Saved entries:
□ □ □ □ □

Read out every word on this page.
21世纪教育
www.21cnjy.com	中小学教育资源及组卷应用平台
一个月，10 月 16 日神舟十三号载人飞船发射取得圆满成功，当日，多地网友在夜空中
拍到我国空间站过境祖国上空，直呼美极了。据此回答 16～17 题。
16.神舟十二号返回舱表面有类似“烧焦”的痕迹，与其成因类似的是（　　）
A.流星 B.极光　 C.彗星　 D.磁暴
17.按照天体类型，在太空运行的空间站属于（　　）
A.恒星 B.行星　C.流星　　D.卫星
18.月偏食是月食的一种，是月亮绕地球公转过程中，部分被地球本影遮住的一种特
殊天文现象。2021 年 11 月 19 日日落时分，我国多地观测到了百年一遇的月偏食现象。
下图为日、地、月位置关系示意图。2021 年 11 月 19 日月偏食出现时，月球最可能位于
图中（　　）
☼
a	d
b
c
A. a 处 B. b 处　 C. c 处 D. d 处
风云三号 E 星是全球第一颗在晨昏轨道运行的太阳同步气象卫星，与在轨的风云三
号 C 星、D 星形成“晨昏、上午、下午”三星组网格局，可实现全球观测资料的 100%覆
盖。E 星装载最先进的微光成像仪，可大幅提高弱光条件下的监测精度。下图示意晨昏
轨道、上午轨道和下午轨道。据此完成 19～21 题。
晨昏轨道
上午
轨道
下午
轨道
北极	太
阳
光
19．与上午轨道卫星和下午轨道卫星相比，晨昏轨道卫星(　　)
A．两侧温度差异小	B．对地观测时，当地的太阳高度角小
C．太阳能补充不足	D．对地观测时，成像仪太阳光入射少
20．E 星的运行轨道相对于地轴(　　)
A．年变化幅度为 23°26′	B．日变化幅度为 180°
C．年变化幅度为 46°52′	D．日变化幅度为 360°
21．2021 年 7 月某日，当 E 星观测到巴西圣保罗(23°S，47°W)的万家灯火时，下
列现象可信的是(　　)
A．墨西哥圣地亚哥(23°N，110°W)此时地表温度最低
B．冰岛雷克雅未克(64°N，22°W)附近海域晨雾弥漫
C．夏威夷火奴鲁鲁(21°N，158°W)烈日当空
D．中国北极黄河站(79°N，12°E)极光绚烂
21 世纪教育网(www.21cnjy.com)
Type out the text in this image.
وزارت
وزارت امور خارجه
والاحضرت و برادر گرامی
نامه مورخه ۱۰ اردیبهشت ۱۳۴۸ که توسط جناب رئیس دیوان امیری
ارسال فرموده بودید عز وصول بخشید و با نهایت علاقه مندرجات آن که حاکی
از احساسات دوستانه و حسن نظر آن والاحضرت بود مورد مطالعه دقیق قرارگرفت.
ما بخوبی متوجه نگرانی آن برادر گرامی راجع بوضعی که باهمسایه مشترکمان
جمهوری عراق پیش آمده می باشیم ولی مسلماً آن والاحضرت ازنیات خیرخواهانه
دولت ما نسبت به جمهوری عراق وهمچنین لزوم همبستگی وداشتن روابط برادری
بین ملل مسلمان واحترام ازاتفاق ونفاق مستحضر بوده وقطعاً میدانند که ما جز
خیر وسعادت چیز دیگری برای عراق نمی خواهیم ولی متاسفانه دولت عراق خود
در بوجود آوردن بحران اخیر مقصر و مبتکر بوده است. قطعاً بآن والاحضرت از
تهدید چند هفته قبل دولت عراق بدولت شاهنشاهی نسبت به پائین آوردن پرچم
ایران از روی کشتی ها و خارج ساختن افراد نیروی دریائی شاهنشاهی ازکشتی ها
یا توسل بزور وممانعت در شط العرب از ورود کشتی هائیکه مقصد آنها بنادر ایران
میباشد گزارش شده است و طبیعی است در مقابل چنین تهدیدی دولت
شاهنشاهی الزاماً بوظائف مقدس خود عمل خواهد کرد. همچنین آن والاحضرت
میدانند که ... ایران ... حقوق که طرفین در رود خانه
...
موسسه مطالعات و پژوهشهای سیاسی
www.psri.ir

□ □ □ □ □

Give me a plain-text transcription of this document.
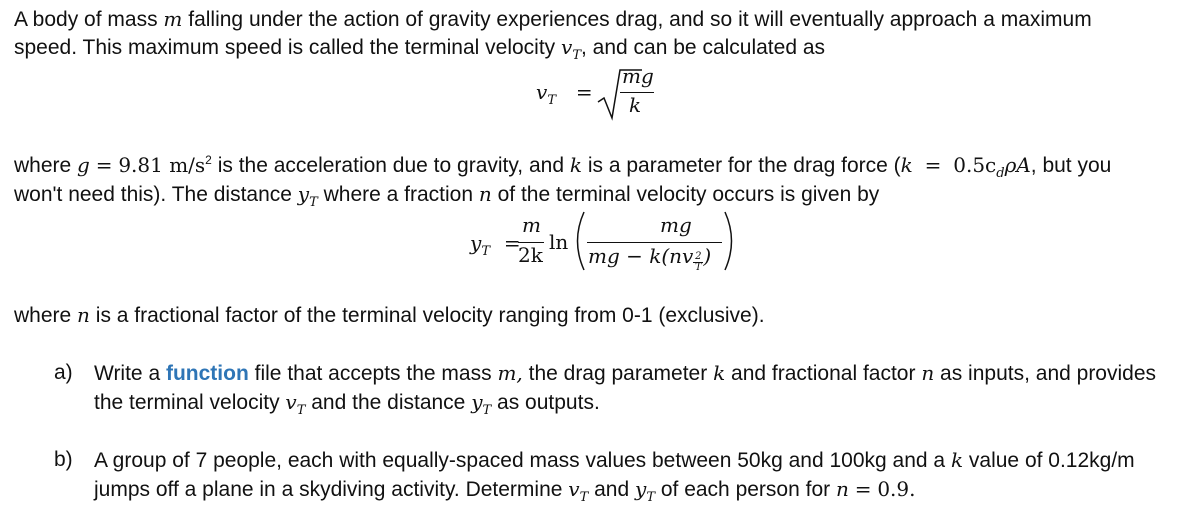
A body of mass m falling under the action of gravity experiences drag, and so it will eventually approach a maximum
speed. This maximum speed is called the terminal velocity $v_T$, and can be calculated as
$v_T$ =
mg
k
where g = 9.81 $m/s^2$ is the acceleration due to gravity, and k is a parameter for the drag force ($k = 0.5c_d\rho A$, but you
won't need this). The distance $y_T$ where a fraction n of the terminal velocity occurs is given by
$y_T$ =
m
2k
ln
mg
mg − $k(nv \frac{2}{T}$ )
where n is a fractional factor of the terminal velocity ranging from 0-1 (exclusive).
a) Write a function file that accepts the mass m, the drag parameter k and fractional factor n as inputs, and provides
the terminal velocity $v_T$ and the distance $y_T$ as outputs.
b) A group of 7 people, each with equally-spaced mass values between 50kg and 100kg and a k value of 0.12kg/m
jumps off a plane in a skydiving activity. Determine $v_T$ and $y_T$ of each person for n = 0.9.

□ □ □ □ □

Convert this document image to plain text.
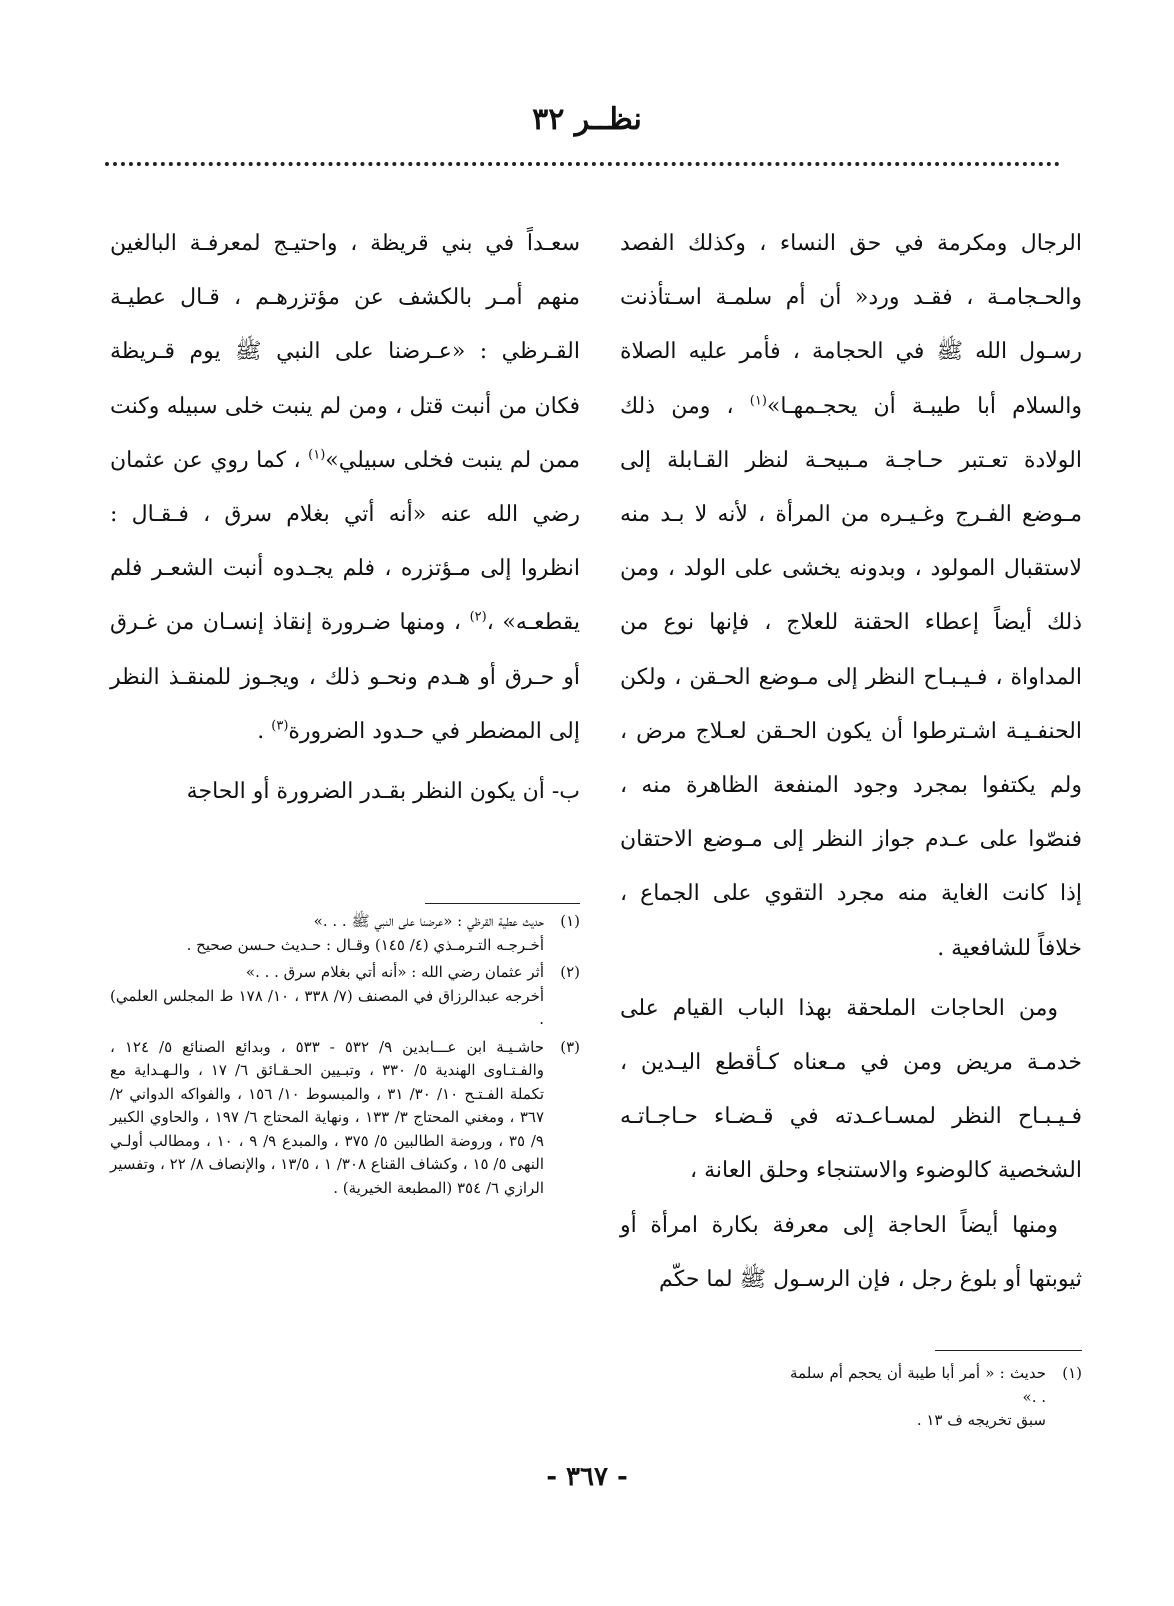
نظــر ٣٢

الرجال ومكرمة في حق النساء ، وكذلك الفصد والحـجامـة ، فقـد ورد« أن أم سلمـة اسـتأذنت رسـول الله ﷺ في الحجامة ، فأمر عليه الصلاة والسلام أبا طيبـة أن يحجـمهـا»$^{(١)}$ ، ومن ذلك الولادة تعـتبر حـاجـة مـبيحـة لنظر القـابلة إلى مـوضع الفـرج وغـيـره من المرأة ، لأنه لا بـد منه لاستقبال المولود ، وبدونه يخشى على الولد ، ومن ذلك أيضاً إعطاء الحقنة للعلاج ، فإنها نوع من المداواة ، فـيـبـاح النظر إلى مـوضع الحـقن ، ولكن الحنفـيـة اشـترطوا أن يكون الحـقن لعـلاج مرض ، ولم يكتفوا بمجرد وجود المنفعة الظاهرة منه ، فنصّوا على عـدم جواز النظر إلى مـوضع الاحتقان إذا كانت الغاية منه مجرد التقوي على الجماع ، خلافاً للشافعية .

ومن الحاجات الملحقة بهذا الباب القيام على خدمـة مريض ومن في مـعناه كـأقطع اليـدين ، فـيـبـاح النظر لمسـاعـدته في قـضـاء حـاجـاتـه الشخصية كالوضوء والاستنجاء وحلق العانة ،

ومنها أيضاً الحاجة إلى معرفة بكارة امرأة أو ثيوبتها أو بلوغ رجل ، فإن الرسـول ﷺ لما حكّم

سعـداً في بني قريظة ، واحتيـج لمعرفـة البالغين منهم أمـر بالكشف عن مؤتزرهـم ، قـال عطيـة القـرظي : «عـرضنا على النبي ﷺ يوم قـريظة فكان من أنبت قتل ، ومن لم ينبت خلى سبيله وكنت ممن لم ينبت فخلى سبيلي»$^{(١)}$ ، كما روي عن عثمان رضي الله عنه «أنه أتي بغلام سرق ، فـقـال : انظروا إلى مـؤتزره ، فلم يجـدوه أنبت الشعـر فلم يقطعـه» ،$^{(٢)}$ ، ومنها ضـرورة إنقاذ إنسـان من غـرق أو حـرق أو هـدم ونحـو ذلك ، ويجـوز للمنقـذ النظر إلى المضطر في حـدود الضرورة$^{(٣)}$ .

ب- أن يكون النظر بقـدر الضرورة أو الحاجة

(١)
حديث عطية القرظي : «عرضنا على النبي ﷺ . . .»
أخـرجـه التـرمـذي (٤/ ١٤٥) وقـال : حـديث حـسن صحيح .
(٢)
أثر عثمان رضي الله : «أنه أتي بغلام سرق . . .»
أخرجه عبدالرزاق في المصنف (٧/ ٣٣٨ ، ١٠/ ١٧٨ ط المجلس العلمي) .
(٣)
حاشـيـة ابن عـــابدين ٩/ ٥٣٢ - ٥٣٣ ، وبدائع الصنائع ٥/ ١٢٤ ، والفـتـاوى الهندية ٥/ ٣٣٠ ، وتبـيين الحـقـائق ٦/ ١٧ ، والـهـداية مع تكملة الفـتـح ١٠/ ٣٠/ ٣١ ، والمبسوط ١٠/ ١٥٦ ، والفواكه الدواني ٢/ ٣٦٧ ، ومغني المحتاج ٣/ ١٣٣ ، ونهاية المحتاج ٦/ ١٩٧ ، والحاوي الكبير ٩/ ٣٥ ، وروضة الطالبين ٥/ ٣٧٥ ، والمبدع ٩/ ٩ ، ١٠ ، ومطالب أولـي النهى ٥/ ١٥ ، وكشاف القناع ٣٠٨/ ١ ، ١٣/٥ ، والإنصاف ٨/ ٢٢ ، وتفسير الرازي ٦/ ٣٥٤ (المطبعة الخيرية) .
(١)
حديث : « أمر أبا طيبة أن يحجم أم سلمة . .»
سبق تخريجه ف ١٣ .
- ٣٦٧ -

□ □ □ □ □

§ **GIVEN INSTRUCTION**
Show every line where the string "حديث" appears.

§ **SOLUTION**
حديث عطية القرظي : «عرضنا على النبي ﷺ . . .»
حديث : « أمر أبا طيبة أن يحجم أم سلمة . .»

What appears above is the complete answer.